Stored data

--- Begin ---

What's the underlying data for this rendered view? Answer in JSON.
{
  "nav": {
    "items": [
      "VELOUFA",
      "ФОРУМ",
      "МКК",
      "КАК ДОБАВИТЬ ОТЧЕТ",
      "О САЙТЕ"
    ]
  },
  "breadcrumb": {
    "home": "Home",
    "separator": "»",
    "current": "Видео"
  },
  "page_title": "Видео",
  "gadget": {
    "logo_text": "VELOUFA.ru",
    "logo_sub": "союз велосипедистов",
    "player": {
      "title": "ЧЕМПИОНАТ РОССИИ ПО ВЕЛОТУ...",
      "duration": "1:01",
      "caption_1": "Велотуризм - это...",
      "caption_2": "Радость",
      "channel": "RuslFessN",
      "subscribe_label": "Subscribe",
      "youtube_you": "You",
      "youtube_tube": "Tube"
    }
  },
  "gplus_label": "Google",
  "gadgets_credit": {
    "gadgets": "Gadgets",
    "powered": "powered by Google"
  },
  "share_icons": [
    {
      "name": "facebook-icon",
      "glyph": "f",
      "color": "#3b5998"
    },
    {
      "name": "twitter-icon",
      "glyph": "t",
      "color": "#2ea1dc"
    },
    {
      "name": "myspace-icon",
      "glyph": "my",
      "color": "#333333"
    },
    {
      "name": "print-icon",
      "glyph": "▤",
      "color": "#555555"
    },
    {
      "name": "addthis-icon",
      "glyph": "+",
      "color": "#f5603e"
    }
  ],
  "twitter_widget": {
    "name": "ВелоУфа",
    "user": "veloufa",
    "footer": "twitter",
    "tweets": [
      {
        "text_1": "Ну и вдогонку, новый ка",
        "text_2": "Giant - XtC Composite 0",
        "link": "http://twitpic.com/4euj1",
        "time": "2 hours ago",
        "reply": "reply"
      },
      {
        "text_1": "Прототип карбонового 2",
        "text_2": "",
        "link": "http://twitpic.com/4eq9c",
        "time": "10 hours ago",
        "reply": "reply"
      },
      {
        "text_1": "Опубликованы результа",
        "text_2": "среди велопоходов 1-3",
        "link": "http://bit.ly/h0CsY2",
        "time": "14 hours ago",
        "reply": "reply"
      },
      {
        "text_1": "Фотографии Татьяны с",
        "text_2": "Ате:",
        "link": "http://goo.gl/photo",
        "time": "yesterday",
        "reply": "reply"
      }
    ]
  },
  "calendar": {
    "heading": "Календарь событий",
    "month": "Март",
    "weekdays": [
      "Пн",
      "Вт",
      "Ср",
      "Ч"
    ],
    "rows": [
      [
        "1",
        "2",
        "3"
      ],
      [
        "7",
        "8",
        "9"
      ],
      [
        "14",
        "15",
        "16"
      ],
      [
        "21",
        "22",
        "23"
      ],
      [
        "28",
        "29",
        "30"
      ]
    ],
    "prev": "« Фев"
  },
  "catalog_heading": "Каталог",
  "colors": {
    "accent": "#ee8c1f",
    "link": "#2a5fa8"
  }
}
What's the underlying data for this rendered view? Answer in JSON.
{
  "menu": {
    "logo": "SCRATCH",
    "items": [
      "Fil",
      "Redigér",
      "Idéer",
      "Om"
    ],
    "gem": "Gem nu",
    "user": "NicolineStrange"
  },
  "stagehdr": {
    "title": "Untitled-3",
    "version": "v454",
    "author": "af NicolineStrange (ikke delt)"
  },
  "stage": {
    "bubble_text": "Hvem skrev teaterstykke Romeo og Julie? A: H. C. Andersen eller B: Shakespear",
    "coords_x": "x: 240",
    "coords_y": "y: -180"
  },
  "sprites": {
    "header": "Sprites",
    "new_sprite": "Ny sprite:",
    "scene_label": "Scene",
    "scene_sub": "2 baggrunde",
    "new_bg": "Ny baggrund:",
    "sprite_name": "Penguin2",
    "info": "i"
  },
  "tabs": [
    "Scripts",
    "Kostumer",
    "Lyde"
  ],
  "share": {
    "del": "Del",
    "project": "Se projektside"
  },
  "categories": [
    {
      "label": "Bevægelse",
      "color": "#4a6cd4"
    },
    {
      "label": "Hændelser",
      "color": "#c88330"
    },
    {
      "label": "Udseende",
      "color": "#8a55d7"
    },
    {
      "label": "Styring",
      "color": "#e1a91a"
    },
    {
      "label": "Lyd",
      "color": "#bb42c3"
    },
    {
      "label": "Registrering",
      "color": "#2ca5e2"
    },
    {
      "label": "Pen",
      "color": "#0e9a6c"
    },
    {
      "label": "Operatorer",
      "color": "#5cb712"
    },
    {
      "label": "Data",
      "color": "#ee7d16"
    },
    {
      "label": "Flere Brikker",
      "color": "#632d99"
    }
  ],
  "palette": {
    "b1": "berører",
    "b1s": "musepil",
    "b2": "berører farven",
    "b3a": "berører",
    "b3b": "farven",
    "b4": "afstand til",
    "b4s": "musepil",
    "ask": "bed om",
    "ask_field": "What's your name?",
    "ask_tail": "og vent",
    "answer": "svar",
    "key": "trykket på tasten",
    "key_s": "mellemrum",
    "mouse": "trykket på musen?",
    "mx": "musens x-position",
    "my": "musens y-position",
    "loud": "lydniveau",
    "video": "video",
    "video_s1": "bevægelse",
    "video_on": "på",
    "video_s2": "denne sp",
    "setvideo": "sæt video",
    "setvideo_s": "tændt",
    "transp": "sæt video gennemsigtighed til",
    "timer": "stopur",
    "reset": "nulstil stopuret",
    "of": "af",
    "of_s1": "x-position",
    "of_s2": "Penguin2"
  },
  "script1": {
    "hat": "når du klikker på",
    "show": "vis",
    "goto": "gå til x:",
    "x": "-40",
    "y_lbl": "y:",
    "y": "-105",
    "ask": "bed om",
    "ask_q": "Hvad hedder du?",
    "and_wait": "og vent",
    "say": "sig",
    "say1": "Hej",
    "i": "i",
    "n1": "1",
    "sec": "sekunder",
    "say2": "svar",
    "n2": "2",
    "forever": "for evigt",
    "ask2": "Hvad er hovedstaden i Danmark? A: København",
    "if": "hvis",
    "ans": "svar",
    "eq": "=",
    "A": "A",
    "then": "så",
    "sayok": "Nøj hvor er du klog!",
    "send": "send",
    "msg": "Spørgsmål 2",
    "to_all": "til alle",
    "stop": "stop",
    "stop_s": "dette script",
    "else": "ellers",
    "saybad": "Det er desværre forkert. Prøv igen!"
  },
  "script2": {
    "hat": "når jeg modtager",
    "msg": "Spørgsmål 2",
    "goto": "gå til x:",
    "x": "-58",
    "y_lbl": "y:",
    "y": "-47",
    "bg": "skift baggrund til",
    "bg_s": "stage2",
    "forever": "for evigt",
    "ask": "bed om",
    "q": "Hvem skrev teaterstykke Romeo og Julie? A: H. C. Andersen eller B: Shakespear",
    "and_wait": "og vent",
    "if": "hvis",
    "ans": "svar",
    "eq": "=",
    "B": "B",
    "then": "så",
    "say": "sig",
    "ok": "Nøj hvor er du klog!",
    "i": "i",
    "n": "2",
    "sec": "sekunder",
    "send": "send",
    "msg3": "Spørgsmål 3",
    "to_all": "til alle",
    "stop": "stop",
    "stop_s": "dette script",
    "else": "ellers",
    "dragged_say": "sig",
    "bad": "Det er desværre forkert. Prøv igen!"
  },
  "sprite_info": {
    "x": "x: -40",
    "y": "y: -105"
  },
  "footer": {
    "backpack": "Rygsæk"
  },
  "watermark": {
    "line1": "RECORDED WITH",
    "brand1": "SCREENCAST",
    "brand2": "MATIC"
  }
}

--- End ---

- _Set problem_
Show every line of the records above that contains the word "svar".

- _Result for this task_
    "answer": "svar",
    "say2": "svar",
    "ans": "svar",
    "ans": "svar",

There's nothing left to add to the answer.